__目標__.
Slack のメッセージ編集を扱った文章を、最後の文の次から引き継いで書き進めなさい。

__提示文章__.
-.-.-

TipBITS:Slack メッセージを Mac 上でもっと簡単に編集

プロの物書き、小うるさい編集者、そして自称強迫神経症の人間として、私は自分が書くもの全てが、背景や立場に拘わらず、正しく綴られ、書式化され、そして句読点が打たれている事を確実にしようとしている。勿論、理に適った範囲内で - 私は完全に頭がおかしいのではない。

もし皆さんが私の様であれば、Messages で Return をヒットした所で、例えば、タイプミスをしたとか自動修正で置き換えられてしまったとかに気付くというのはイライラのつのる話であろう。私が Messages でそれをやった場合、私はその過ちを背負って生きていくか (恥ずかしいだけならば) 或いは補足メッセージを送って修正するか (実際に混乱を招きそうならば) のどちらかをしなければならなくなるが、どちらも嫌いである。と言うことで Apple よ、Messages ユーザーは Mark As Unread の選択肢を望んでいるという Matthew BischoffJohn Gruber のフィードバックを受け止めて、我々の一番最後に送ったメッセージを編集させてくれませんか?

一方 Slack では、自分が書いたものを事後に編集することが可能である。かつては、最後のメッセージの中の誤りを正すことも可能であった。そのやり方は、空のメッセージフィールドで Up 矢印を押すことで前のメッセージが開かれ編集が可能となる。それは素晴らしく、私は猛烈なファンであった。しかしながら、ある時点で、Slack はこの機能を変更したので、上向きに矢印で上げた後編集するには E キーを押さねばならなくなった。それは通常問題なく働いたが、時にはメッセージの上に行って垂直の省略ボタンを押して、メニューから Edit Message を選択する必要があった。それは私の内部の編集者としての神経を苛立たせた。

-.-.-

__データ区分__.
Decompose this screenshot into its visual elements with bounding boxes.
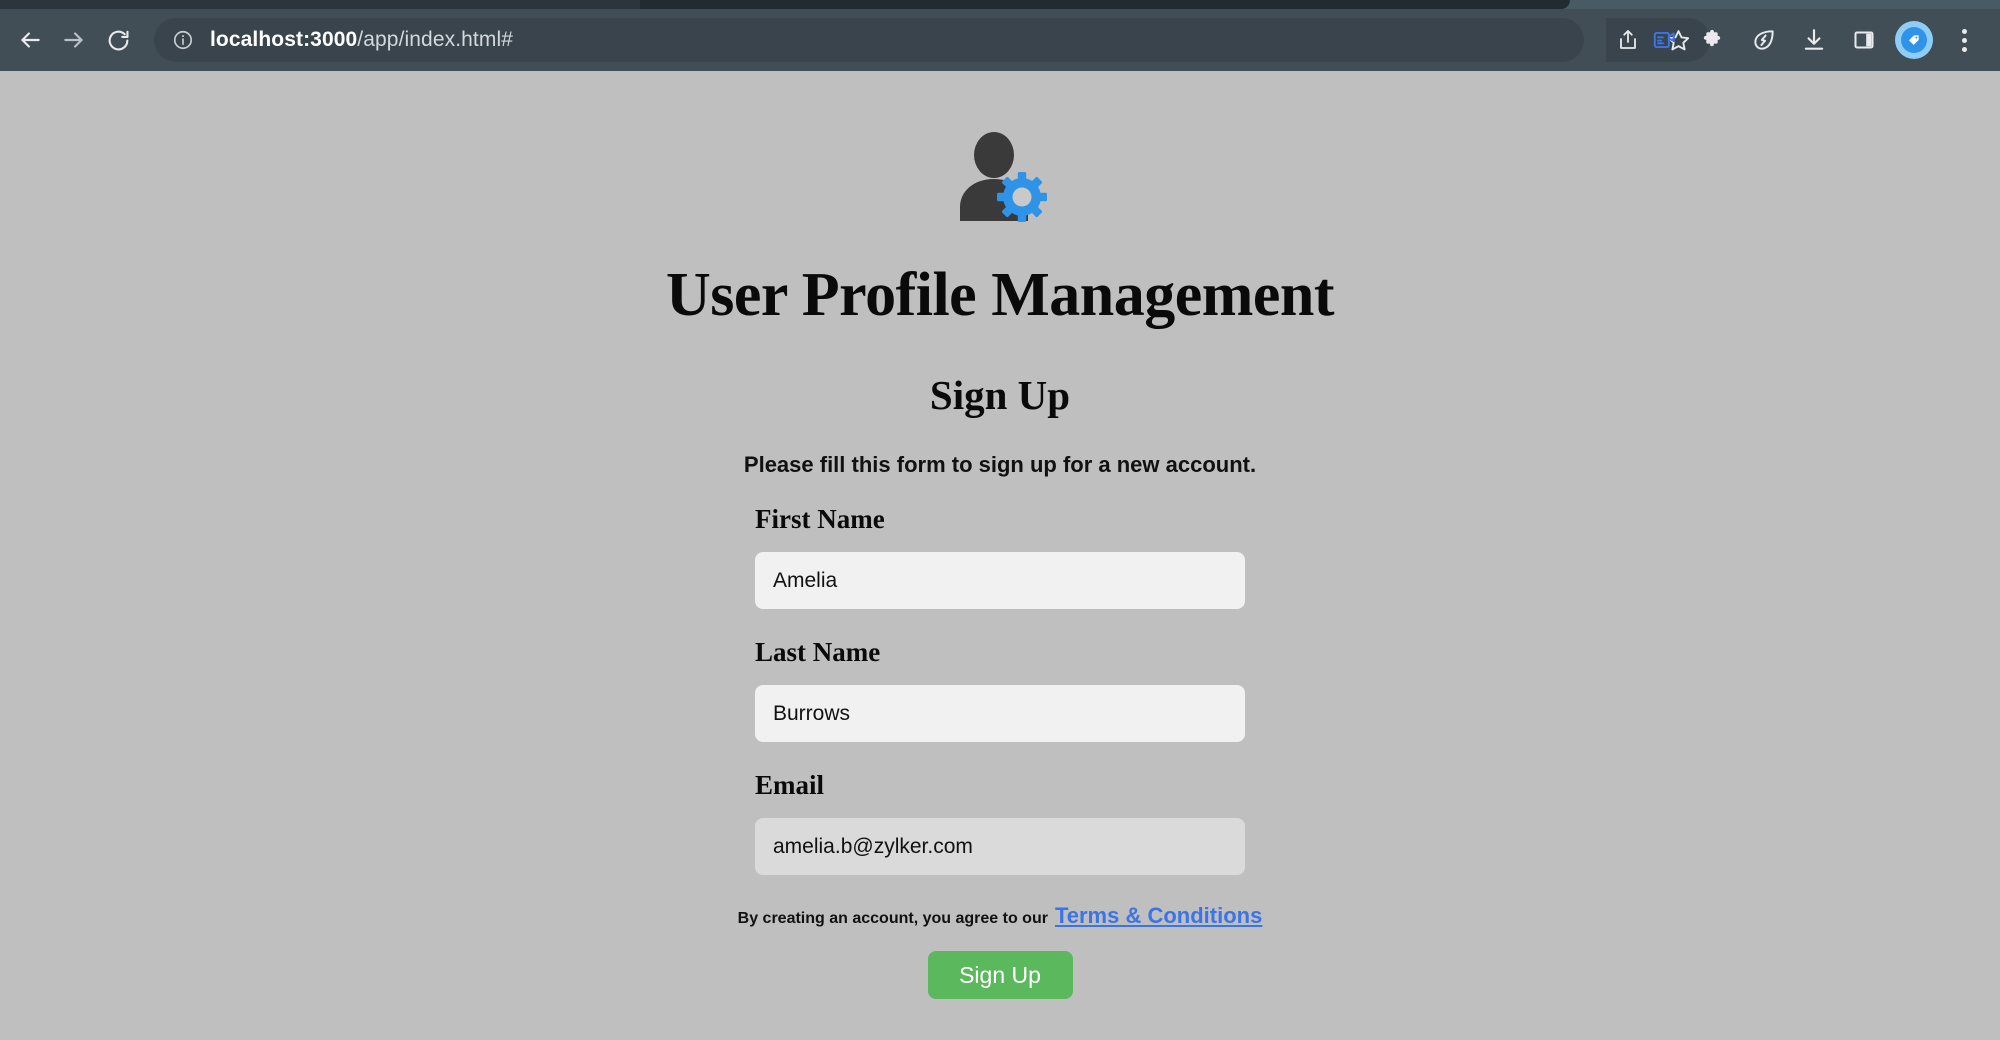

-.-.-

__記述解答__.
幸いにして、Mac 用の Slack アプリに対するアップデートの一つがこの振る舞いを制御する設定があることを私に教えてくれた。Slack がこの設定を何時追加したのか (結構前からあったらしい)、或いは他の人はそうでなかったのに何故私が間違った設定に陥ってしまったのか私には分からないが、もし皆さんも同じ状況になっていて、Slack メッセージを編集するのが必要以上に難しくなっていると感じているのであれば、この設定をいじってみて欲しい。

Slack で、自分の個々の作業空間に対して、Slack > Preferences > Accessibility を選択する。ウィンドウの底部までスクロールして行き、Keyboard セクションで Up 矢印がどの様に働くのかに対して "Edit your last message" 選択肢を選ぶ。付け加えて言うと、Command-Up 矢印は、設定に拘わらず、常に最後のメッセージを編集させてくれる。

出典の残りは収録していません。